- Requirement: Select and copy out every line in the records containing "Quantity".

- Records supplied:
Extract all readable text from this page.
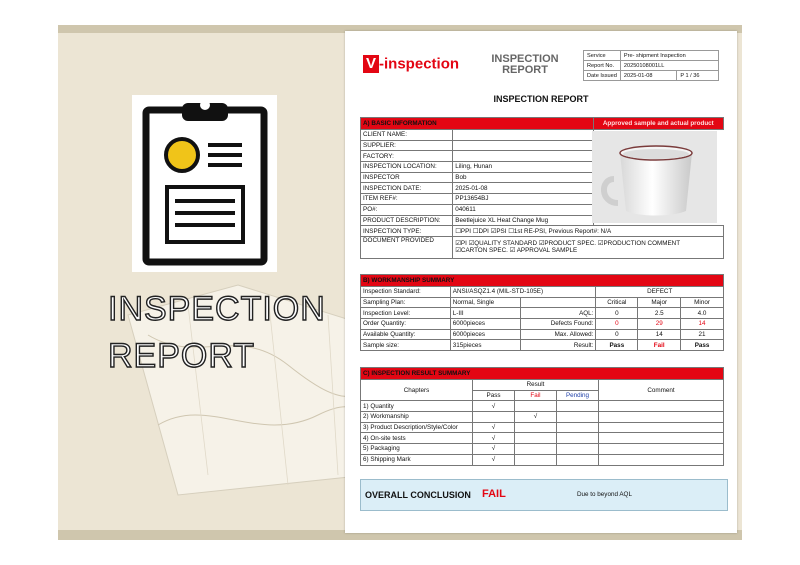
INSPECTION
REPORT
V -inspection	INSPECTION
REPORT
Service	Pre- shipment Inspection	
Report No.	20250108001LL	
Date Issued	2025-01-08	P 1 / 36
INSPECTION REPORT
A) BASIC INFORMATION		Approved sample and actual product
CLIENT NAME:		
SUPPLIER:		
FACTORY:		
INSPECTION LOCATION:	Liling, Hunan	
INSPECTOR	Bob	
INSPECTION DATE:	2025-01-08	
ITEM REF#:	PP13654BJ	
PO#:	040611	
PRODUCT DESCRIPTION:	Beetlejuice XL Heat Change Mug	
INSPECTION TYPE:	☐PPI ☐DPI ☑PSI ☐1st RE-PSI, Previous Report#: N/A	
DOCUMENT PROVIDED	☑PI ☑QUALITY STANDARD ☑PRODUCT SPEC. ☑PRODUCTION COMMENT
☑CARTON SPEC. ☑ APPROVAL SAMPLE	
B) WORKMANSHIP SUMMARY					
Inspection Standard:	ANSI/ASQZ1.4 (MIL-STD-105E)		DEFECT		
Sampling Plan:	Normal, Single		Critical	Major	Minor
Inspection Level:	L-III	AQL:	0	2.5	4.0
Order Quantity:	6000pieces	Defects Found:	0	29	14
Available Quantity:	6000pieces	Max. Allowed:	0	14	21
Sample size:	315pieces	Result:	Pass	Fail	Pass
C) INSPECTION RESULT SUMMARY				
Chapters	Result			Comment
	Pass	Fail	Pending	
1) Quantity	√			
2) Workmanship		√		
3) Product Description/Style/Color	√			
4) On-site tests	√			
5) Packaging	√			
6) Shipping Mark	√			
OVERALL CONCLUSION FAIL	Due to beyond AQL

- The answer:
Order Quantity:	6000pieces	Defects Found:	0	29	14
Available Quantity:	6000pieces	Max. Allowed:	0	14	21
1) Quantity	√			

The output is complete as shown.